- RECORDED INFORMATION
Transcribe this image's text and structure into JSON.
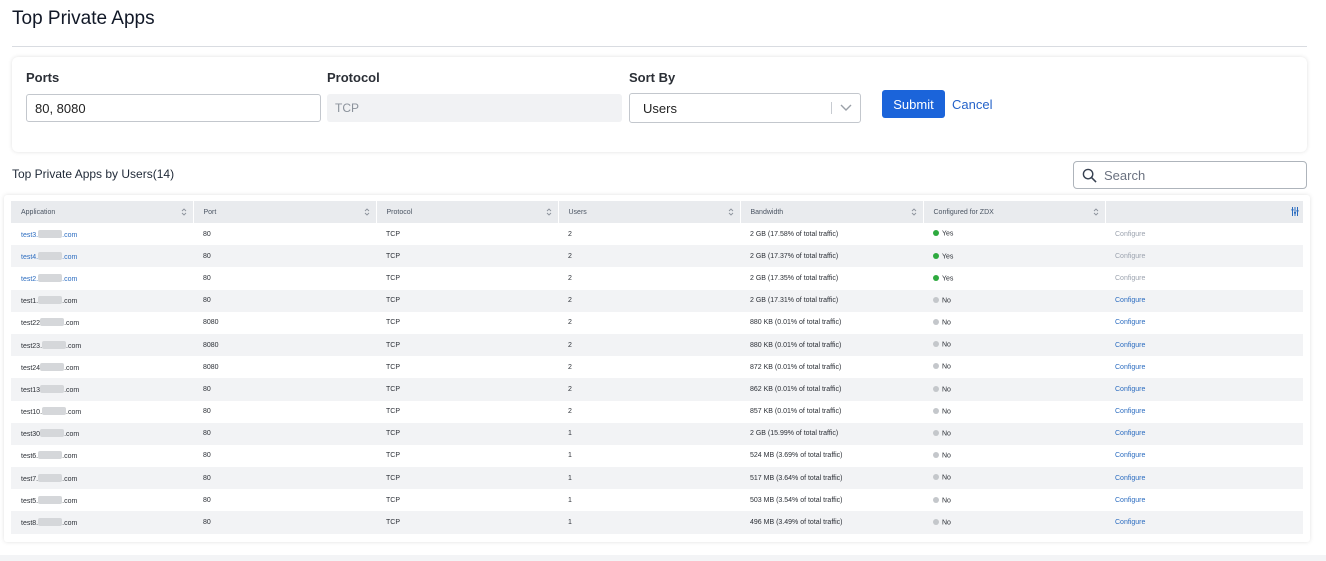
{
  "page": {
    "title": "Top Private Apps"
  },
  "filters": {
    "ports_label": "Ports",
    "ports_value": "80, 8080",
    "protocol_label": "Protocol",
    "protocol_value": "TCP",
    "sort_label": "Sort By",
    "sort_value": "Users",
    "submit_label": "Submit",
    "cancel_label": "Cancel"
  },
  "table": {
    "title": "Top Private Apps by Users",
    "count": "(14)",
    "search_placeholder": "Search",
    "columns": [
      "Application",
      "Port",
      "Protocol",
      "Users",
      "Bandwidth",
      "Configured for ZDX"
    ],
    "rows": [
      {
        "app_prefix": "test3.",
        "app_suffix": ".com",
        "port": "80",
        "protocol": "TCP",
        "users": "2",
        "bandwidth": "2 GB (17.58% of total traffic)",
        "configured": "Yes",
        "action": "Configure",
        "link": true
      },
      {
        "app_prefix": "test4.",
        "app_suffix": ".com",
        "port": "80",
        "protocol": "TCP",
        "users": "2",
        "bandwidth": "2 GB (17.37% of total traffic)",
        "configured": "Yes",
        "action": "Configure",
        "link": true
      },
      {
        "app_prefix": "test2.",
        "app_suffix": ".com",
        "port": "80",
        "protocol": "TCP",
        "users": "2",
        "bandwidth": "2 GB (17.35% of total traffic)",
        "configured": "Yes",
        "action": "Configure",
        "link": true
      },
      {
        "app_prefix": "test1.",
        "app_suffix": ".com",
        "port": "80",
        "protocol": "TCP",
        "users": "2",
        "bandwidth": "2 GB (17.31% of total traffic)",
        "configured": "No",
        "action": "Configure",
        "link": false
      },
      {
        "app_prefix": "test22",
        "app_suffix": ".com",
        "port": "8080",
        "protocol": "TCP",
        "users": "2",
        "bandwidth": "880 KB (0.01% of total traffic)",
        "configured": "No",
        "action": "Configure",
        "link": false
      },
      {
        "app_prefix": "test23.",
        "app_suffix": ".com",
        "port": "8080",
        "protocol": "TCP",
        "users": "2",
        "bandwidth": "880 KB (0.01% of total traffic)",
        "configured": "No",
        "action": "Configure",
        "link": false
      },
      {
        "app_prefix": "test24",
        "app_suffix": ".com",
        "port": "8080",
        "protocol": "TCP",
        "users": "2",
        "bandwidth": "872 KB (0.01% of total traffic)",
        "configured": "No",
        "action": "Configure",
        "link": false
      },
      {
        "app_prefix": "test13",
        "app_suffix": ".com",
        "port": "80",
        "protocol": "TCP",
        "users": "2",
        "bandwidth": "862 KB (0.01% of total traffic)",
        "configured": "No",
        "action": "Configure",
        "link": false
      },
      {
        "app_prefix": "test10.",
        "app_suffix": ".com",
        "port": "80",
        "protocol": "TCP",
        "users": "2",
        "bandwidth": "857 KB (0.01% of total traffic)",
        "configured": "No",
        "action": "Configure",
        "link": false
      },
      {
        "app_prefix": "test30",
        "app_suffix": ".com",
        "port": "80",
        "protocol": "TCP",
        "users": "1",
        "bandwidth": "2 GB (15.99% of total traffic)",
        "configured": "No",
        "action": "Configure",
        "link": false
      },
      {
        "app_prefix": "test6.",
        "app_suffix": ".com",
        "port": "80",
        "protocol": "TCP",
        "users": "1",
        "bandwidth": "524 MB (3.69% of total traffic)",
        "configured": "No",
        "action": "Configure",
        "link": false
      },
      {
        "app_prefix": "test7.",
        "app_suffix": ".com",
        "port": "80",
        "protocol": "TCP",
        "users": "1",
        "bandwidth": "517 MB (3.64% of total traffic)",
        "configured": "No",
        "action": "Configure",
        "link": false
      },
      {
        "app_prefix": "test5.",
        "app_suffix": ".com",
        "port": "80",
        "protocol": "TCP",
        "users": "1",
        "bandwidth": "503 MB (3.54% of total traffic)",
        "configured": "No",
        "action": "Configure",
        "link": false
      },
      {
        "app_prefix": "test8.",
        "app_suffix": ".com",
        "port": "80",
        "protocol": "TCP",
        "users": "1",
        "bandwidth": "496 MB (3.49% of total traffic)",
        "configured": "No",
        "action": "Configure",
        "link": false
      }
    ]
  },
  "colors": {
    "accent": "#1b64da",
    "link": "#2b6cc0",
    "yes": "#2eaa3f",
    "no": "#c4c7cb"
  },
  "icons": {
    "search": "search-icon",
    "sort": "sort-icon",
    "chevron": "chevron-down-icon",
    "columns": "column-settings-icon"
  }
}
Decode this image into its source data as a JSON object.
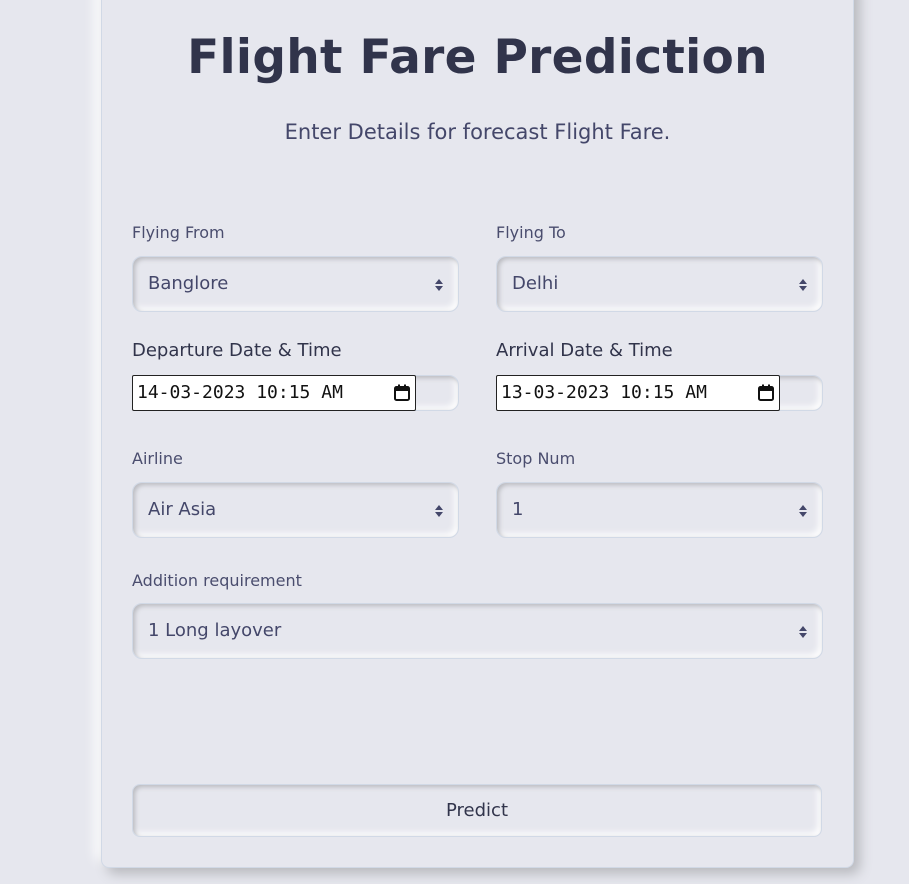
{
  "header": {
    "title": "Flight Fare Prediction",
    "subtitle": "Enter Details for forecast Flight Fare."
  },
  "form": {
    "flying_from": {
      "label": "Flying From",
      "value": "Banglore"
    },
    "flying_to": {
      "label": "Flying To",
      "value": "Delhi"
    },
    "departure": {
      "label": "Departure Date & Time",
      "value": "14-03-2023 10:15 AM"
    },
    "arrival": {
      "label": "Arrival Date & Time",
      "value": "13-03-2023 10:15 AM"
    },
    "airline": {
      "label": "Airline",
      "value": "Air Asia"
    },
    "stops": {
      "label": "Stop Num",
      "value": "1"
    },
    "addition": {
      "label": "Addition requirement",
      "value": "1 Long layover"
    },
    "submit_label": "Predict"
  },
  "icons": {
    "select_caret": "sort-arrows-icon",
    "date_picker": "calendar-icon"
  },
  "colors": {
    "background": "#e6e7ee",
    "text": "#44476a",
    "heading": "#31344b"
  }
}
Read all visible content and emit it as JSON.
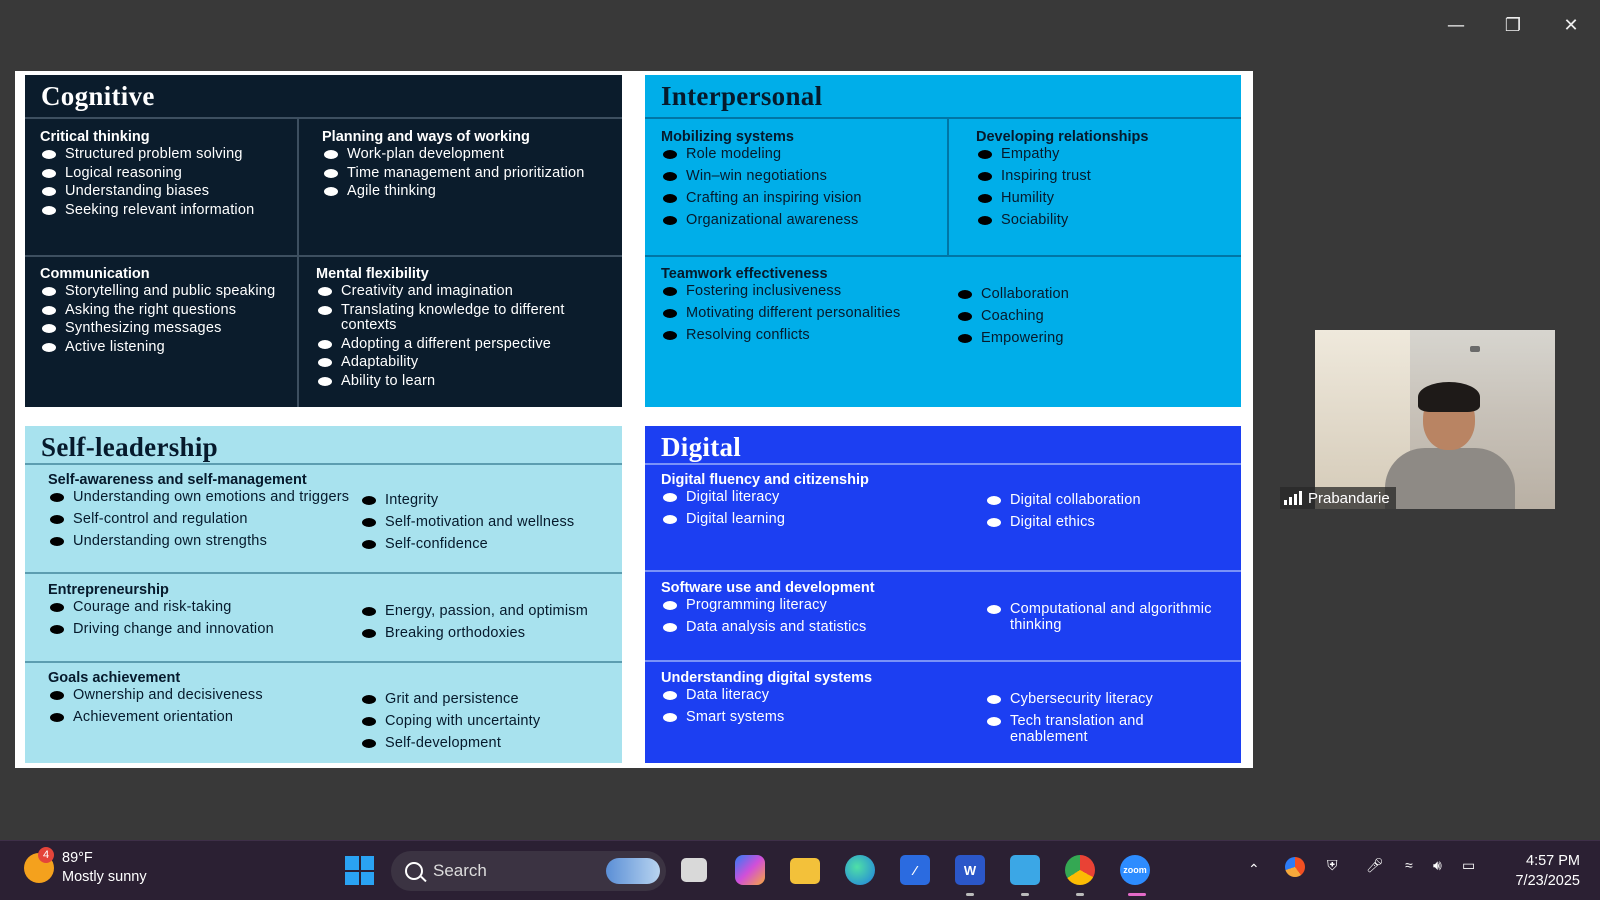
{
  "window": {
    "minimize_icon": "minimize-icon",
    "restore_icon": "restore-icon",
    "close_icon": "close-icon"
  },
  "slide": {
    "cognitive": {
      "title": "Cognitive",
      "critical": {
        "heading": "Critical thinking",
        "items": [
          "Structured problem solving",
          "Logical reasoning",
          "Understanding biases",
          "Seeking relevant information"
        ]
      },
      "planning": {
        "heading": "Planning and ways of working",
        "items": [
          "Work-plan development",
          "Time management and prioritization",
          "Agile thinking"
        ]
      },
      "communication": {
        "heading": "Communication",
        "items": [
          "Storytelling and public speaking",
          "Asking the right questions",
          "Synthesizing messages",
          "Active listening"
        ]
      },
      "mental": {
        "heading": "Mental flexibility",
        "items": [
          "Creativity and imagination",
          "Translating knowledge to different contexts",
          "Adopting a different perspective",
          "Adaptability",
          "Ability to learn"
        ]
      }
    },
    "interpersonal": {
      "title": "Interpersonal",
      "mobilizing": {
        "heading": "Mobilizing systems",
        "items": [
          "Role modeling",
          "Win–win negotiations",
          "Crafting an inspiring vision",
          "Organizational awareness"
        ]
      },
      "developing": {
        "heading": "Developing relationships",
        "items": [
          "Empathy",
          "Inspiring trust",
          "Humility",
          "Sociability"
        ]
      },
      "teamwork": {
        "heading": "Teamwork effectiveness",
        "items_left": [
          "Fostering inclusiveness",
          "Motivating different personalities",
          "Resolving conflicts"
        ],
        "items_right": [
          "Collaboration",
          "Coaching",
          "Empowering"
        ]
      }
    },
    "self_leadership": {
      "title": "Self-leadership",
      "awareness": {
        "heading": "Self-awareness and self-management",
        "items_left": [
          "Understanding own emotions and triggers",
          "Self-control and regulation",
          "Understanding own strengths"
        ],
        "items_right": [
          "Integrity",
          "Self-motivation and wellness",
          "Self-confidence"
        ]
      },
      "entrepreneurship": {
        "heading": "Entrepreneurship",
        "items_left": [
          "Courage and risk-taking",
          "Driving change and innovation"
        ],
        "items_right": [
          "Energy, passion, and optimism",
          "Breaking orthodoxies"
        ]
      },
      "goals": {
        "heading": "Goals achievement",
        "items_left": [
          "Ownership and decisiveness",
          "Achievement orientation"
        ],
        "items_right": [
          "Grit and persistence",
          "Coping with uncertainty",
          "Self-development"
        ]
      }
    },
    "digital": {
      "title": "Digital",
      "fluency": {
        "heading": "Digital fluency and citizenship",
        "items_left": [
          "Digital literacy",
          "Digital learning"
        ],
        "items_right": [
          "Digital collaboration",
          "Digital ethics"
        ]
      },
      "software": {
        "heading": "Software use and development",
        "items_left": [
          "Programming literacy",
          "Data analysis and statistics"
        ],
        "items_right": [
          "Computational and algorithmic thinking"
        ]
      },
      "systems": {
        "heading": "Understanding digital systems",
        "items_left": [
          "Data literacy",
          "Smart systems"
        ],
        "items_right": [
          "Cybersecurity literacy",
          "Tech translation and enablement"
        ]
      }
    }
  },
  "participant": {
    "name": "Prabandarie",
    "signal_icon": "signal-bars-icon"
  },
  "taskbar": {
    "weather_temp": "89°F",
    "weather_desc": "Mostly sunny",
    "weather_badge": "4",
    "search_label": "Search",
    "apps": [
      "task-view",
      "copilot",
      "file-explorer",
      "edge",
      "app",
      "word",
      "notepad",
      "chrome-beta",
      "zoom"
    ],
    "time": "4:57 PM",
    "date": "7/23/2025"
  }
}
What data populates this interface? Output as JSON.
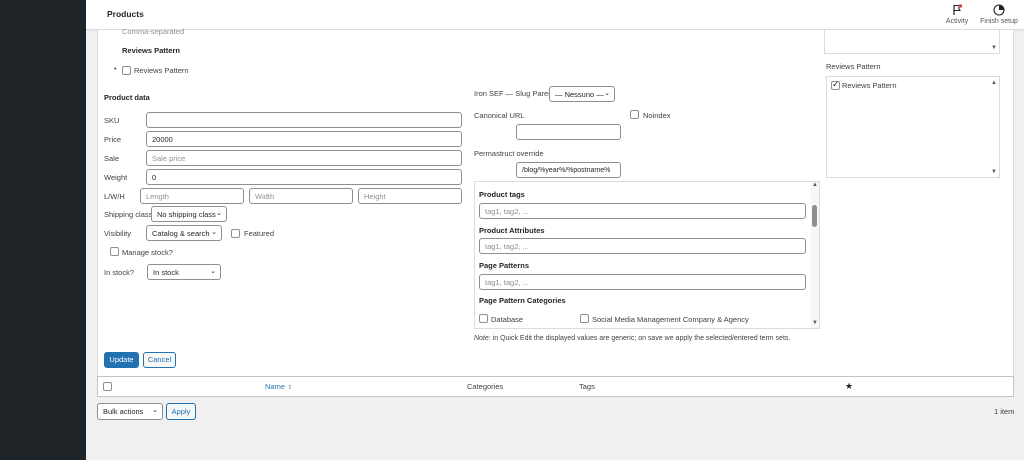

- WORK TO COMPLETE
Each line of the material above either contains the word "different" or does not; state how many do, and nothing else.

- TASK RESULT
3